What the exercise asks — Omit all images, then return the remaining material exactly as it stands.

Data to process —
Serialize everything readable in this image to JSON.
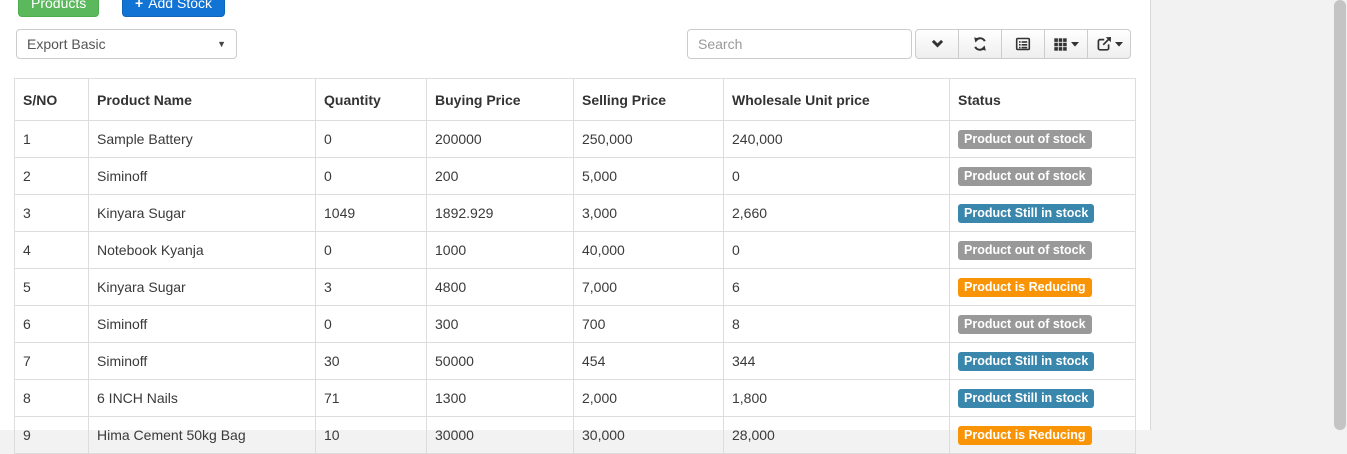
{
  "header": {
    "products_label": "Products",
    "add_stock_label": "Add Stock",
    "add_stock_plus": "+"
  },
  "controls": {
    "export_select_value": "Export Basic",
    "search_placeholder": "Search"
  },
  "icons": {
    "select_caret": "caret-down",
    "toolbar": [
      "chevron-down",
      "refresh",
      "toggle-detail-view",
      "columns-grid",
      "export-share"
    ],
    "caret": "caret-down"
  },
  "colors": {
    "products_button": "#5cb85c",
    "add_stock_button": "#1173d4",
    "badge_out_of_stock": "#999999",
    "badge_in_stock": "#3a87ad",
    "badge_reducing": "#f89406"
  },
  "table": {
    "columns": [
      "S/NO",
      "Product Name",
      "Quantity",
      "Buying Price",
      "Selling Price",
      "Wholesale Unit price",
      "Status"
    ],
    "rows": [
      {
        "sno": "1",
        "name": "Sample Battery",
        "quantity": "0",
        "buying_price": "200000",
        "selling_price": "250,000",
        "wholesale_price": "240,000",
        "status": "Product out of stock",
        "status_type": "out"
      },
      {
        "sno": "2",
        "name": "Siminoff",
        "quantity": "0",
        "buying_price": "200",
        "selling_price": "5,000",
        "wholesale_price": "0",
        "status": "Product out of stock",
        "status_type": "out"
      },
      {
        "sno": "3",
        "name": "Kinyara Sugar",
        "quantity": "1049",
        "buying_price": "1892.929",
        "selling_price": "3,000",
        "wholesale_price": "2,660",
        "status": "Product Still in stock",
        "status_type": "in"
      },
      {
        "sno": "4",
        "name": "Notebook Kyanja",
        "quantity": "0",
        "buying_price": "1000",
        "selling_price": "40,000",
        "wholesale_price": "0",
        "status": "Product out of stock",
        "status_type": "out"
      },
      {
        "sno": "5",
        "name": "Kinyara Sugar",
        "quantity": "3",
        "buying_price": "4800",
        "selling_price": "7,000",
        "wholesale_price": "6",
        "status": "Product is Reducing",
        "status_type": "reducing"
      },
      {
        "sno": "6",
        "name": "Siminoff",
        "quantity": "0",
        "buying_price": "300",
        "selling_price": "700",
        "wholesale_price": "8",
        "status": "Product out of stock",
        "status_type": "out"
      },
      {
        "sno": "7",
        "name": "Siminoff",
        "quantity": "30",
        "buying_price": "50000",
        "selling_price": "454",
        "wholesale_price": "344",
        "status": "Product Still in stock",
        "status_type": "in"
      },
      {
        "sno": "8",
        "name": "6 INCH Nails",
        "quantity": "71",
        "buying_price": "1300",
        "selling_price": "2,000",
        "wholesale_price": "1,800",
        "status": "Product Still in stock",
        "status_type": "in"
      },
      {
        "sno": "9",
        "name": "Hima Cement 50kg Bag",
        "quantity": "10",
        "buying_price": "30000",
        "selling_price": "30,000",
        "wholesale_price": "28,000",
        "status": "Product is Reducing",
        "status_type": "reducing"
      }
    ]
  }
}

Solved problem —
Serialize everything readable in this image to JSON.
{
  "header": {
    "products_label": "Products",
    "add_stock_label": "Add Stock",
    "add_stock_plus": "+"
  },
  "controls": {
    "export_select_value": "Export Basic",
    "search_placeholder": "Search"
  },
  "icons": {
    "select_caret": "caret-down",
    "toolbar": [
      "chevron-down",
      "refresh",
      "toggle-detail-view",
      "columns-grid",
      "export-share"
    ],
    "caret": "caret-down"
  },
  "colors": {
    "products_button": "#5cb85c",
    "add_stock_button": "#1173d4",
    "badge_out_of_stock": "#999999",
    "badge_in_stock": "#3a87ad",
    "badge_reducing": "#f89406"
  },
  "table": {
    "columns": [
      "S/NO",
      "Product Name",
      "Quantity",
      "Buying Price",
      "Selling Price",
      "Wholesale Unit price",
      "Status"
    ],
    "rows": [
      {
        "sno": "1",
        "name": "Sample Battery",
        "quantity": "0",
        "buying_price": "200000",
        "selling_price": "250,000",
        "wholesale_price": "240,000",
        "status": "Product out of stock",
        "status_type": "out"
      },
      {
        "sno": "2",
        "name": "Siminoff",
        "quantity": "0",
        "buying_price": "200",
        "selling_price": "5,000",
        "wholesale_price": "0",
        "status": "Product out of stock",
        "status_type": "out"
      },
      {
        "sno": "3",
        "name": "Kinyara Sugar",
        "quantity": "1049",
        "buying_price": "1892.929",
        "selling_price": "3,000",
        "wholesale_price": "2,660",
        "status": "Product Still in stock",
        "status_type": "in"
      },
      {
        "sno": "4",
        "name": "Notebook Kyanja",
        "quantity": "0",
        "buying_price": "1000",
        "selling_price": "40,000",
        "wholesale_price": "0",
        "status": "Product out of stock",
        "status_type": "out"
      },
      {
        "sno": "5",
        "name": "Kinyara Sugar",
        "quantity": "3",
        "buying_price": "4800",
        "selling_price": "7,000",
        "wholesale_price": "6",
        "status": "Product is Reducing",
        "status_type": "reducing"
      },
      {
        "sno": "6",
        "name": "Siminoff",
        "quantity": "0",
        "buying_price": "300",
        "selling_price": "700",
        "wholesale_price": "8",
        "status": "Product out of stock",
        "status_type": "out"
      },
      {
        "sno": "7",
        "name": "Siminoff",
        "quantity": "30",
        "buying_price": "50000",
        "selling_price": "454",
        "wholesale_price": "344",
        "status": "Product Still in stock",
        "status_type": "in"
      },
      {
        "sno": "8",
        "name": "6 INCH Nails",
        "quantity": "71",
        "buying_price": "1300",
        "selling_price": "2,000",
        "wholesale_price": "1,800",
        "status": "Product Still in stock",
        "status_type": "in"
      },
      {
        "sno": "9",
        "name": "Hima Cement 50kg Bag",
        "quantity": "10",
        "buying_price": "30000",
        "selling_price": "30,000",
        "wholesale_price": "28,000",
        "status": "Product is Reducing",
        "status_type": "reducing"
      }
    ]
  }
}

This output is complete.